**What you have to do**
Find the lines with the string "same" and return them.

**Material shown**
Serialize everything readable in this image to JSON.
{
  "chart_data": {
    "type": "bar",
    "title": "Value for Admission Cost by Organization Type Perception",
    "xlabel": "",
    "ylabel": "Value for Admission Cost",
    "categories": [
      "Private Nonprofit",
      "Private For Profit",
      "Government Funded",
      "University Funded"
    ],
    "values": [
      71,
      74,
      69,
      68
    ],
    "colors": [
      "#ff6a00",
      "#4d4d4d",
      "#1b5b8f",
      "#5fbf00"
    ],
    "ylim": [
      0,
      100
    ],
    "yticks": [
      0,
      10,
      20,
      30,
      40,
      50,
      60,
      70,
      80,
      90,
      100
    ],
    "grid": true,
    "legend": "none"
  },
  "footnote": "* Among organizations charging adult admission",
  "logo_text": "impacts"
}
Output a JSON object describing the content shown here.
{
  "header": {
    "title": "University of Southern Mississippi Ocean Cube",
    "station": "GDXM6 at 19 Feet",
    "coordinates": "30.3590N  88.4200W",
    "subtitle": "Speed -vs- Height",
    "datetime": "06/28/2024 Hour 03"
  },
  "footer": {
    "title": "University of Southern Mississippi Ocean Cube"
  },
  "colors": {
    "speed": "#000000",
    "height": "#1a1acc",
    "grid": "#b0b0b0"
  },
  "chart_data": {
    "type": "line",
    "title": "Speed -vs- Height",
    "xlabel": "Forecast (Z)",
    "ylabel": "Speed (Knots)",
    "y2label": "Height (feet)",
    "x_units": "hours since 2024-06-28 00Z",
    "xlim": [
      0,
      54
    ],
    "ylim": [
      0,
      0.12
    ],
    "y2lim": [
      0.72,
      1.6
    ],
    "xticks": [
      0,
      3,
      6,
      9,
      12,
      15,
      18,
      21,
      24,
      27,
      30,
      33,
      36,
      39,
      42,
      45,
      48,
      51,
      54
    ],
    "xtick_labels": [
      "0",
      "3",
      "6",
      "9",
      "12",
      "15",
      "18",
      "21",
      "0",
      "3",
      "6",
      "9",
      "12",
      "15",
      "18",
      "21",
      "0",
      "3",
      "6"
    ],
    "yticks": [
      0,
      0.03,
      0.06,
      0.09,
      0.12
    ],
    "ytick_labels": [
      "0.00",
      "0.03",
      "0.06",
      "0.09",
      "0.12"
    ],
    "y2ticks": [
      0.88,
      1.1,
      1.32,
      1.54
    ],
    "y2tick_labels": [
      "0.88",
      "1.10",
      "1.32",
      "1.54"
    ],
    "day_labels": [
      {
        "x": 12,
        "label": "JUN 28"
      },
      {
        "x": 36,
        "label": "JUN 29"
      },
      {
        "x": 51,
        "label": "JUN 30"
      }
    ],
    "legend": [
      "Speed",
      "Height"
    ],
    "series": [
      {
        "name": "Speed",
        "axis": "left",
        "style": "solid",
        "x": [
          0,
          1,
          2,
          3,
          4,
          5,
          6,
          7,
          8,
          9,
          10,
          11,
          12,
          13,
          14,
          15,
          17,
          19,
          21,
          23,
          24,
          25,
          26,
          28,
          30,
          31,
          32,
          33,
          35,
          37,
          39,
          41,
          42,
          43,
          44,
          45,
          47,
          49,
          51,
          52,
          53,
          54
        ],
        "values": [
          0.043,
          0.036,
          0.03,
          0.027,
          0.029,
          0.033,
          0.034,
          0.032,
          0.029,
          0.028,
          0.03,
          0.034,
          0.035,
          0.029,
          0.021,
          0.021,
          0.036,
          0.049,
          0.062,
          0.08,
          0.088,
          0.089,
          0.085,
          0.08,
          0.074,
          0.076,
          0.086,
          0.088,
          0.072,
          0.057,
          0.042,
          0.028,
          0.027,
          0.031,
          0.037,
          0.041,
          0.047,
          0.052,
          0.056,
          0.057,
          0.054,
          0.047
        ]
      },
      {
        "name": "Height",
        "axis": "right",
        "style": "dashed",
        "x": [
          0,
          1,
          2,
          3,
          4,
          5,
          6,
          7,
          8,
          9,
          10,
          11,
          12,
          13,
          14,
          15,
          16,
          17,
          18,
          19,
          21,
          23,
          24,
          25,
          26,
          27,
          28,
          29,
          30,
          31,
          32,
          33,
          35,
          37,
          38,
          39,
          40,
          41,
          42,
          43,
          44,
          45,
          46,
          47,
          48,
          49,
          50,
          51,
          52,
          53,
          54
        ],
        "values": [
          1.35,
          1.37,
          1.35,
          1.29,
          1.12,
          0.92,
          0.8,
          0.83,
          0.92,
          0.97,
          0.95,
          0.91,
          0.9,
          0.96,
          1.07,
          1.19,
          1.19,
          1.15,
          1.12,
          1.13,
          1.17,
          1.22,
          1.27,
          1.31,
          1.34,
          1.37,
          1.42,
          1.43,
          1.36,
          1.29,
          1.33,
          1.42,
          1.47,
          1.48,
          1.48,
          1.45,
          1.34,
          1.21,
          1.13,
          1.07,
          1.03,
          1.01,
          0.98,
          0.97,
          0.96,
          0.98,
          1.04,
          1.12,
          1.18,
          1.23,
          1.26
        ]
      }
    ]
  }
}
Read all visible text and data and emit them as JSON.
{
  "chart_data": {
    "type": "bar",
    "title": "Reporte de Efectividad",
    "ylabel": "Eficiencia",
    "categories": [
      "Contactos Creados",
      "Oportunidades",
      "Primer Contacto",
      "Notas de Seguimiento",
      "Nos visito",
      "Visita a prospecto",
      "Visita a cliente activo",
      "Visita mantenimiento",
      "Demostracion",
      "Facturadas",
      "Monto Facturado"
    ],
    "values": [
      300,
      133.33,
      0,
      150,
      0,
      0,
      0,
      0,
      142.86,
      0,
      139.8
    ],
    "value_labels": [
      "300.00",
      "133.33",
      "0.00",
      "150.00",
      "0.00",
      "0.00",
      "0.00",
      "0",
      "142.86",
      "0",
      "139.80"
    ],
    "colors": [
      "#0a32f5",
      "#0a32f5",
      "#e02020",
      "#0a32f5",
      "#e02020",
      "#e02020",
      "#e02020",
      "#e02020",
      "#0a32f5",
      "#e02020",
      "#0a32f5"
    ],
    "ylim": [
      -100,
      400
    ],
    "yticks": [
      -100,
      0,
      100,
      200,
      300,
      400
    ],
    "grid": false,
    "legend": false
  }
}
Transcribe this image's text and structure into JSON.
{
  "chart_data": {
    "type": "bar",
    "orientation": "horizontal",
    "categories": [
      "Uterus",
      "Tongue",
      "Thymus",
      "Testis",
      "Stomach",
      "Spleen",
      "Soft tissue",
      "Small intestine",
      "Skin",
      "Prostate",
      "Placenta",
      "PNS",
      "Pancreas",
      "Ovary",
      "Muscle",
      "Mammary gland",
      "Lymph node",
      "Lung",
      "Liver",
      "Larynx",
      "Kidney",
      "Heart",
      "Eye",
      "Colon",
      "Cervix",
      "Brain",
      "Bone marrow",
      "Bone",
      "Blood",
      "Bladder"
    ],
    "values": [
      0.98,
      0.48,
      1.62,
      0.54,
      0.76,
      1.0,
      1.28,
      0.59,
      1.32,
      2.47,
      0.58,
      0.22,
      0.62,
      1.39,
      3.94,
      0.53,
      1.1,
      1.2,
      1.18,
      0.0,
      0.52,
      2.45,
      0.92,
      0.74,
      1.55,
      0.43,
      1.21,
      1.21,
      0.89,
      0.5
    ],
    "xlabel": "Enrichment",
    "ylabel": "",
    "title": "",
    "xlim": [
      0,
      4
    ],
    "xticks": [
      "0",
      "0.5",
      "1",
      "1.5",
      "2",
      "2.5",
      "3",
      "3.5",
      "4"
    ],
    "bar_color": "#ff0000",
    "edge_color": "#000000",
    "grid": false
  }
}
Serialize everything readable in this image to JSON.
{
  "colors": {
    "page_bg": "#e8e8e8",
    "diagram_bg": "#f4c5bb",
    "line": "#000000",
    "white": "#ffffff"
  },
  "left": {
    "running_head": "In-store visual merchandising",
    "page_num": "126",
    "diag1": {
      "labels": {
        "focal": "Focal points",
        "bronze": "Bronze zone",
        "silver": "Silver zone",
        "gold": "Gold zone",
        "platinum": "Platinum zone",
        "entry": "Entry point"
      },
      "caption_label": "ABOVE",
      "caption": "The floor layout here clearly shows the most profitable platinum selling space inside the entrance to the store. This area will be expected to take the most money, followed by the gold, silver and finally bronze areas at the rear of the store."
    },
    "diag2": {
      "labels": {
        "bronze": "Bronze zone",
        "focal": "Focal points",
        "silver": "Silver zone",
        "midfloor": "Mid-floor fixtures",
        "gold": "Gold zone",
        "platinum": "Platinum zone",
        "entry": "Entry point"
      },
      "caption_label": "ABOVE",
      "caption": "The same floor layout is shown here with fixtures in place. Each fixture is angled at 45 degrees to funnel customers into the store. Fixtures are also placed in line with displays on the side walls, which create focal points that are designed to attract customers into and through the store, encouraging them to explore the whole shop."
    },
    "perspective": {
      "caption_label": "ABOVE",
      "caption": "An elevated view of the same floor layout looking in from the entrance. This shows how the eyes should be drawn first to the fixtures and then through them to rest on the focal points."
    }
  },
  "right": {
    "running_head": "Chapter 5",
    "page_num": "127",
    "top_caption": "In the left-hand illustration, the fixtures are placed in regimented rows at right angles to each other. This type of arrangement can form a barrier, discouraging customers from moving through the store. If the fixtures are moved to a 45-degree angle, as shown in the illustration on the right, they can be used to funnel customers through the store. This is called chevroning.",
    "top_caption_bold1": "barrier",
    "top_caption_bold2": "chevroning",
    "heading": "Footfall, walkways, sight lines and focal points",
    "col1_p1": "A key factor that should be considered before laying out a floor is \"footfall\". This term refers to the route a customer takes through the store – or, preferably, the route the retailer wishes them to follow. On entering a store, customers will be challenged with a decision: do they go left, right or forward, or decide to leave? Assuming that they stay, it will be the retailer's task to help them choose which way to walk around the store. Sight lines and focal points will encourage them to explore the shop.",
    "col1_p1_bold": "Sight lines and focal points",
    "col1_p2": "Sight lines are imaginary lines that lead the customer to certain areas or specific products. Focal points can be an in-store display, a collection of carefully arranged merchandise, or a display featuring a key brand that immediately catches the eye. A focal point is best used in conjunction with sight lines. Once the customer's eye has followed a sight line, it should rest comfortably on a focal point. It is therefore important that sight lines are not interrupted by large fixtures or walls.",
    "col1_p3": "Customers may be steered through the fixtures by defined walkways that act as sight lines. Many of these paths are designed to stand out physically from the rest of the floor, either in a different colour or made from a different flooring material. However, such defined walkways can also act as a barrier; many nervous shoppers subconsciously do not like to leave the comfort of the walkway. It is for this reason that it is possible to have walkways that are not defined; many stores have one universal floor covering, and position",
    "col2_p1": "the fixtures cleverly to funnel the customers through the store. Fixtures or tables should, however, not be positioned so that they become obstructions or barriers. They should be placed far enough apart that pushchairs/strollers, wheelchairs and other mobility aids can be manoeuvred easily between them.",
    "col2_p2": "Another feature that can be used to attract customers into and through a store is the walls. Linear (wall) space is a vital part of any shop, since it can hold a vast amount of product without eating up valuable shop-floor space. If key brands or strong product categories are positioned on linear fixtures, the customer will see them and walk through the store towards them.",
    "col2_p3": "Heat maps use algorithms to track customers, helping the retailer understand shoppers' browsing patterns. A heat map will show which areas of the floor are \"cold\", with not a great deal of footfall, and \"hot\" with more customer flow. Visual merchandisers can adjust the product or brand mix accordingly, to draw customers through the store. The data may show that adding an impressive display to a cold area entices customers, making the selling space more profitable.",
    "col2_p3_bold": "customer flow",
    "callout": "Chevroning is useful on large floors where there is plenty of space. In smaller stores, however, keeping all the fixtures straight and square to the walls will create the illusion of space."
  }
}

**Response for this exercise**
      "caption": "The same floor layout is shown here with fixtures in place. Each fixture is angled at 45 degrees to funnel customers into the store. Fixtures are also placed in line with displays on the side walls, which create focal points that are designed to attract customers into and through the store, encouraging them to explore the whole shop."
      "caption": "An elevated view of the same floor layout looking in from the entrance. This shows how the eyes should be drawn first to the fixtures and then through them to rest on the focal points."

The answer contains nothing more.